* [Written task]: Below is a block of records; repeat each one exactly.

Dataset listings of figures

☆ ☆ ☆ ☆ ☆

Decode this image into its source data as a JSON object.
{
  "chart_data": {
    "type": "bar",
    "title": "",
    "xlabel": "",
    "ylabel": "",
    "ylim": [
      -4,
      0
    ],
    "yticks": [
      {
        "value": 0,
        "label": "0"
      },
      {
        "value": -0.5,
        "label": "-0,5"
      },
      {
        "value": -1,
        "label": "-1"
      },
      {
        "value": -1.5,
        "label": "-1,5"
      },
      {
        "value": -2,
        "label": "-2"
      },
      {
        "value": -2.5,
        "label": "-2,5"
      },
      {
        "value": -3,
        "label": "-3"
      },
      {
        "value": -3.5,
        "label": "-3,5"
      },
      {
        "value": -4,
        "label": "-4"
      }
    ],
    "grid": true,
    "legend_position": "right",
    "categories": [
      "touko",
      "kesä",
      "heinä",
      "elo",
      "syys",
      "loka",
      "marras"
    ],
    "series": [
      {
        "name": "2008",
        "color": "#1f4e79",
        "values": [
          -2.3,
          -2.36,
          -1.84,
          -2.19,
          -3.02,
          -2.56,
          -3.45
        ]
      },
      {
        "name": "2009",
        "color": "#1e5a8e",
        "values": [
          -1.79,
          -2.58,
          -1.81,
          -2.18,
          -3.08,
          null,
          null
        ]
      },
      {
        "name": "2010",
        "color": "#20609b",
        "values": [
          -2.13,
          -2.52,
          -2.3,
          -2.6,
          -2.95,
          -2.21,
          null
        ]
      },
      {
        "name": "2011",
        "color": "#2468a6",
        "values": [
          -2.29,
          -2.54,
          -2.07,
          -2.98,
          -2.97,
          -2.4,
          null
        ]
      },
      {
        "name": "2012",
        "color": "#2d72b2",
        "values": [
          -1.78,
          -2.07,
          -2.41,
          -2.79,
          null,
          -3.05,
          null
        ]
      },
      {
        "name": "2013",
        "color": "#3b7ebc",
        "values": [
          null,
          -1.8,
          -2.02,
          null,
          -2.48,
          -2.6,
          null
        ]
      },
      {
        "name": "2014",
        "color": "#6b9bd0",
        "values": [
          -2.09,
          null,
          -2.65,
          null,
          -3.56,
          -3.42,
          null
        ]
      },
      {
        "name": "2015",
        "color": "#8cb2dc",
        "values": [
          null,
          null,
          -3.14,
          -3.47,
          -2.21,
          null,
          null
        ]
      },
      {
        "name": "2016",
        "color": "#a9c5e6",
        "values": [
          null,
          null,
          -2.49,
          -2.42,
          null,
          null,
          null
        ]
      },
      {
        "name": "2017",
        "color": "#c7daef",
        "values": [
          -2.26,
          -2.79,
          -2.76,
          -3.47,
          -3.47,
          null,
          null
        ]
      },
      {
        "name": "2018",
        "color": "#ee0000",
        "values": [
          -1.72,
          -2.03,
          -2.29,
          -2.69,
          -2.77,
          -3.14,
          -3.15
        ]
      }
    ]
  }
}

☆ ☆ ☆ ☆ ☆

* [Complete answer]:
Decode this image into its source data as a JSON object.
{
  "chart_data": {
    "type": "bar",
    "title": "",
    "xlabel": "",
    "ylabel": "",
    "ylim": [
      -4,
      0
    ],
    "yticks": [
      {
        "value": 0,
        "label": "0"
      },
      {
        "value": -0.5,
        "label": "-0,5"
      },
      {
        "value": -1,
        "label": "-1"
      },
      {
        "value": -1.5,
        "label": "-1,5"
      },
      {
        "value": -2,
        "label": "-2"
      },
      {
        "value": -2.5,
        "label": "-2,5"
      },
      {
        "value": -3,
        "label": "-3"
      },
      {
        "value": -3.5,
        "label": "-3,5"
      },
      {
        "value": -4,
        "label": "-4"
      }
    ],
    "grid": true,
    "legend_position": "right",
    "categories": [
      "touko",
      "kesä",
      "heinä",
      "elo",
      "syys",
      "loka",
      "marras"
    ],
    "series": [
      {
        "name": "2008",
        "color": "#1f4e79",
        "values": [
          -2.3,
          -2.36,
          -1.84,
          -2.19,
          -3.02,
          -2.56,
          -3.45
        ]
      },
      {
        "name": "2009",
        "color": "#1e5a8e",
        "values": [
          -1.79,
          -2.58,
          -1.81,
          -2.18,
          -3.08,
          null,
          null
        ]
      },
      {
        "name": "2010",
        "color": "#20609b",
        "values": [
          -2.13,
          -2.52,
          -2.3,
          -2.6,
          -2.95,
          -2.21,
          null
        ]
      },
      {
        "name": "2011",
        "color": "#2468a6",
        "values": [
          -2.29,
          -2.54,
          -2.07,
          -2.98,
          -2.97,
          -2.4,
          null
        ]
      },
      {
        "name": "2012",
        "color": "#2d72b2",
        "values": [
          -1.78,
          -2.07,
          -2.41,
          -2.79,
          null,
          -3.05,
          null
        ]
      },
      {
        "name": "2013",
        "color": "#3b7ebc",
        "values": [
          null,
          -1.8,
          -2.02,
          null,
          -2.48,
          -2.6,
          null
        ]
      },
      {
        "name": "2014",
        "color": "#6b9bd0",
        "values": [
          -2.09,
          null,
          -2.65,
          null,
          -3.56,
          -3.42,
          null
        ]
      },
      {
        "name": "2015",
        "color": "#8cb2dc",
        "values": [
          null,
          null,
          -3.14,
          -3.47,
          -2.21,
          null,
          null
        ]
      },
      {
        "name": "2016",
        "color": "#a9c5e6",
        "values": [
          null,
          null,
          -2.49,
          -2.42,
          null,
          null,
          null
        ]
      },
      {
        "name": "2017",
        "color": "#c7daef",
        "values": [
          -2.26,
          -2.79,
          -2.76,
          -3.47,
          -3.47,
          null,
          null
        ]
      },
      {
        "name": "2018",
        "color": "#ee0000",
        "values": [
          -1.72,
          -2.03,
          -2.29,
          -2.69,
          -2.77,
          -3.14,
          -3.15
        ]
      }
    ]
  }
}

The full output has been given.